-- Start Data shown --
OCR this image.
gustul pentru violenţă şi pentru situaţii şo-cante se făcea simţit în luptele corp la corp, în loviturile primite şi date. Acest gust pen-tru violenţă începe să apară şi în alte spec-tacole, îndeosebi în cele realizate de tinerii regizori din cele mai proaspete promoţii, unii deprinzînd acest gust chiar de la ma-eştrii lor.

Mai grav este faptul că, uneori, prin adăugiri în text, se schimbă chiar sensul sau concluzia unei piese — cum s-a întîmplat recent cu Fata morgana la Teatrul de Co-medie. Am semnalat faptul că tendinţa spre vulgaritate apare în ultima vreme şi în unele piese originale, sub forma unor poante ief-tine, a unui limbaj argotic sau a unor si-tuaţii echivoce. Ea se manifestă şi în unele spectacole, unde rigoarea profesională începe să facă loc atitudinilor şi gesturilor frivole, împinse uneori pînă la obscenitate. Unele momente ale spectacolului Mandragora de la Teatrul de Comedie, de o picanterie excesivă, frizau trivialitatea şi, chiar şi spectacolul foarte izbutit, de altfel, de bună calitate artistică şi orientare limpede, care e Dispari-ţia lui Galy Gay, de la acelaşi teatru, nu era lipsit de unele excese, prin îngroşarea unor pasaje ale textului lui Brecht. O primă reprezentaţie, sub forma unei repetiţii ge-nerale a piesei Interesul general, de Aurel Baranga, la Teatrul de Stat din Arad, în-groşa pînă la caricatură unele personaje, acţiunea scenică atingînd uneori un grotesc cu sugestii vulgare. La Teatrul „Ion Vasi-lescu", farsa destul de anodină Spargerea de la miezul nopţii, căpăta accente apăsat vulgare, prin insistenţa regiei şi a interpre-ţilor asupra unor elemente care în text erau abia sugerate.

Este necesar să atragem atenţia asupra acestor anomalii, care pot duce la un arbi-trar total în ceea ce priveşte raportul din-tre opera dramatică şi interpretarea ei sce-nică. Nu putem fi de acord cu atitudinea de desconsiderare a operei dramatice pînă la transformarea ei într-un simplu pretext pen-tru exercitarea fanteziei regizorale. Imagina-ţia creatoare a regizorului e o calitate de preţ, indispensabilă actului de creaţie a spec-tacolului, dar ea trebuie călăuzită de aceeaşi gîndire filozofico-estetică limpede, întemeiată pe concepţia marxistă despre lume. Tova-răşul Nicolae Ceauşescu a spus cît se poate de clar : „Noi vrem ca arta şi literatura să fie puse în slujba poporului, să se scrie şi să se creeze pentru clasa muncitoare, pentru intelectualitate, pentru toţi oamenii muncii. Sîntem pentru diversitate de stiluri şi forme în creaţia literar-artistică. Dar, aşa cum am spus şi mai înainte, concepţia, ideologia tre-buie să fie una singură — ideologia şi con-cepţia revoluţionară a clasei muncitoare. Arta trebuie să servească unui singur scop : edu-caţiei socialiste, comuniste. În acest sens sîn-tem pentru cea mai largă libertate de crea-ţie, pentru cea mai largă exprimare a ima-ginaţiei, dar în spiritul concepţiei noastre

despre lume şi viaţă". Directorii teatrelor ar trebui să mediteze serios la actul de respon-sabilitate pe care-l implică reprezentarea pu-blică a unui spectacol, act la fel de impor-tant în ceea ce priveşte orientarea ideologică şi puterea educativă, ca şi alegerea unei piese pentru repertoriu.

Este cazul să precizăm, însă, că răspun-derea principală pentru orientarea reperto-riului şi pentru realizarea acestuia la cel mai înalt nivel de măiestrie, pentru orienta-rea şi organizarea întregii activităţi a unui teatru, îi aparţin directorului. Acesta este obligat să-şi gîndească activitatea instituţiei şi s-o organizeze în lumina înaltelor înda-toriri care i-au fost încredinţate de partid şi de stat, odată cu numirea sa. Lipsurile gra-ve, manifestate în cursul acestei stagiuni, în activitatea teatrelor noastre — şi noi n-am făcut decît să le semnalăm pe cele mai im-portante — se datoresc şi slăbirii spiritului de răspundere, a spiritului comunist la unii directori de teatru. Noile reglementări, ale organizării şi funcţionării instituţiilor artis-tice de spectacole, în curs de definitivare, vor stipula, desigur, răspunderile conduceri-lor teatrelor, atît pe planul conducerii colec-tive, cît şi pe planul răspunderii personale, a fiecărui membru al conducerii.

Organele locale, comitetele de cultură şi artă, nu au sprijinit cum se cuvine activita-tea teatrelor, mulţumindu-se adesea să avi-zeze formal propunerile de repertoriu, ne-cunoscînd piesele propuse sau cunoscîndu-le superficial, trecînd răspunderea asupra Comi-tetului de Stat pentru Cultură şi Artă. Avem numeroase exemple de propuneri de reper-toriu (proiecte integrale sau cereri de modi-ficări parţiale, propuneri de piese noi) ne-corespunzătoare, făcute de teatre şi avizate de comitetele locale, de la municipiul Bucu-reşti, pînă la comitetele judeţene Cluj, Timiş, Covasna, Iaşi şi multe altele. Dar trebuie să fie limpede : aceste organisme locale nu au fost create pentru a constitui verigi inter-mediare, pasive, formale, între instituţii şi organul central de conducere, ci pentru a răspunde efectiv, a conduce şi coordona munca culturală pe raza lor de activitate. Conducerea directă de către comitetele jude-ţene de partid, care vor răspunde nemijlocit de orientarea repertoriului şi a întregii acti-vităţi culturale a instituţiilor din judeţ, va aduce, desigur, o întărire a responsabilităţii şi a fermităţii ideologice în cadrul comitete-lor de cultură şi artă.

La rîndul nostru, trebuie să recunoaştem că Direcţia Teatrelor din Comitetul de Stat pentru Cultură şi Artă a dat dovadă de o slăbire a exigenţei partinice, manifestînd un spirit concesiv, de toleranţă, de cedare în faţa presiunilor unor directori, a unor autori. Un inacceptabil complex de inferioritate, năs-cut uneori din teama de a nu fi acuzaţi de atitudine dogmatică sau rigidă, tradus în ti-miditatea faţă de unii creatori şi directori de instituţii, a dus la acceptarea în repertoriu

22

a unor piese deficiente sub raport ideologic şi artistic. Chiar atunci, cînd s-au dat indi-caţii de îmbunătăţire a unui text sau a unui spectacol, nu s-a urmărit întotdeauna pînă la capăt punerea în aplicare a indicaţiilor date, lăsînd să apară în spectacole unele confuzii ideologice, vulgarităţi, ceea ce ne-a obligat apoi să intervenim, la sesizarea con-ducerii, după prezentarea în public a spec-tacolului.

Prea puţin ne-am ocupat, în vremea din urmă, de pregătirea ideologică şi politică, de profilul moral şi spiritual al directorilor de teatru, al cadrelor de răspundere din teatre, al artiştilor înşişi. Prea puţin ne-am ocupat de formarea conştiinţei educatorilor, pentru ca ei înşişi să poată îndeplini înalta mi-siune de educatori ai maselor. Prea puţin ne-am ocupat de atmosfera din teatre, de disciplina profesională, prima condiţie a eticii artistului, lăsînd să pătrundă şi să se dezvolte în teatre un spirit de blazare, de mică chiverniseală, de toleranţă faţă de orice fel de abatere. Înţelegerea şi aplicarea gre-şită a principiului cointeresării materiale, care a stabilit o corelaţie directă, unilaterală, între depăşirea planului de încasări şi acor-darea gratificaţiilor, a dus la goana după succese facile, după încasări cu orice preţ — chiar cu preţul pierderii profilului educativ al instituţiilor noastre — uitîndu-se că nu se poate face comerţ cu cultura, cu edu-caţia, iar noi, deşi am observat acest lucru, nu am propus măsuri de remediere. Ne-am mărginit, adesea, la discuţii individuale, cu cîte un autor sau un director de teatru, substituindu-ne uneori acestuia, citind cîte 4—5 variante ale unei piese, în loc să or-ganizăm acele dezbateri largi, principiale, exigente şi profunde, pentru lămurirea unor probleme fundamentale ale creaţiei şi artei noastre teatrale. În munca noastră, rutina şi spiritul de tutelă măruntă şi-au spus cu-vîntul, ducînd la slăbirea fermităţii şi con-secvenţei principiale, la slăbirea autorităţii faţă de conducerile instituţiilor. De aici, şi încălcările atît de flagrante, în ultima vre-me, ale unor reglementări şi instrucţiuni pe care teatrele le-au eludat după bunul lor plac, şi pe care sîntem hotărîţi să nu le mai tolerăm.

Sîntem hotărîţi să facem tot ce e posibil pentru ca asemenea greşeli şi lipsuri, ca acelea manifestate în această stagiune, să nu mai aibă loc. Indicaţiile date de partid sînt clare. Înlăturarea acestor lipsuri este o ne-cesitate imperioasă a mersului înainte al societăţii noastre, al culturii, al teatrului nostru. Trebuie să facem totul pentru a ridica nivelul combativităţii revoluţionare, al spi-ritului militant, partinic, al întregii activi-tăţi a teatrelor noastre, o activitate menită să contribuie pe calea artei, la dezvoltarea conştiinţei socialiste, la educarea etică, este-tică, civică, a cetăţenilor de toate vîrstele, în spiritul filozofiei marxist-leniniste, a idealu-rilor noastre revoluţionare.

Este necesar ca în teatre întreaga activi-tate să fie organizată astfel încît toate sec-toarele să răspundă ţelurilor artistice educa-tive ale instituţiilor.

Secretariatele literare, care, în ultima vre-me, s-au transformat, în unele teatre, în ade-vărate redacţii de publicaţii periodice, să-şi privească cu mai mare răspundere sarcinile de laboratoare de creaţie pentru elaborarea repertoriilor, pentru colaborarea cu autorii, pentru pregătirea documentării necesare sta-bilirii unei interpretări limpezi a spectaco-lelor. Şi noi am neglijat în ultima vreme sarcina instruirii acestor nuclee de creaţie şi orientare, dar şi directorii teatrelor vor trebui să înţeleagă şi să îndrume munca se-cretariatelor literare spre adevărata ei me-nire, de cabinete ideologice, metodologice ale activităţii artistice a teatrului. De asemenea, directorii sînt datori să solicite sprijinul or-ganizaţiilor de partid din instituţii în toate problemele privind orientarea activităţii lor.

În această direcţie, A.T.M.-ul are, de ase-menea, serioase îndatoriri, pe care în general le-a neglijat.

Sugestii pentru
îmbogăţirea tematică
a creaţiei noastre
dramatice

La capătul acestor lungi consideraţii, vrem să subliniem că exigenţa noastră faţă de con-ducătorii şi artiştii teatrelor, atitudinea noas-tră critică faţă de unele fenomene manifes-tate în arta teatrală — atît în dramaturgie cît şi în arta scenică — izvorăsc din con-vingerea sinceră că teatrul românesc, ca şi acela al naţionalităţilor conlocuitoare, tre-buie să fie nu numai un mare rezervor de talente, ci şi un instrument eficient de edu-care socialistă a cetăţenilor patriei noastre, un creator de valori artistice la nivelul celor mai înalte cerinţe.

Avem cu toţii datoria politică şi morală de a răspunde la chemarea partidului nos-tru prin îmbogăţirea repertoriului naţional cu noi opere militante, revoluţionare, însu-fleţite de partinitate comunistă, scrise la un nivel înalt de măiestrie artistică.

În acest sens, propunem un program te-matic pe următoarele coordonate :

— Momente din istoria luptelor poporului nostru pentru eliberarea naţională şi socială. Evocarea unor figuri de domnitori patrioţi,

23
-- End Data shown --
__What you should do__. Return a copy of every line that includes the word "îmbogăţirea".

__Full solution__.
îmbogăţirea tematică
Avem cu toţii datoria politică şi morală de a răspunde la chemarea partidului nos-tru prin îmbogăţirea repertoriului naţional cu noi opere militante, revoluţionare, însu-fleţite de partinitate comunistă, scrise la un nivel înalt de măiestrie artistică.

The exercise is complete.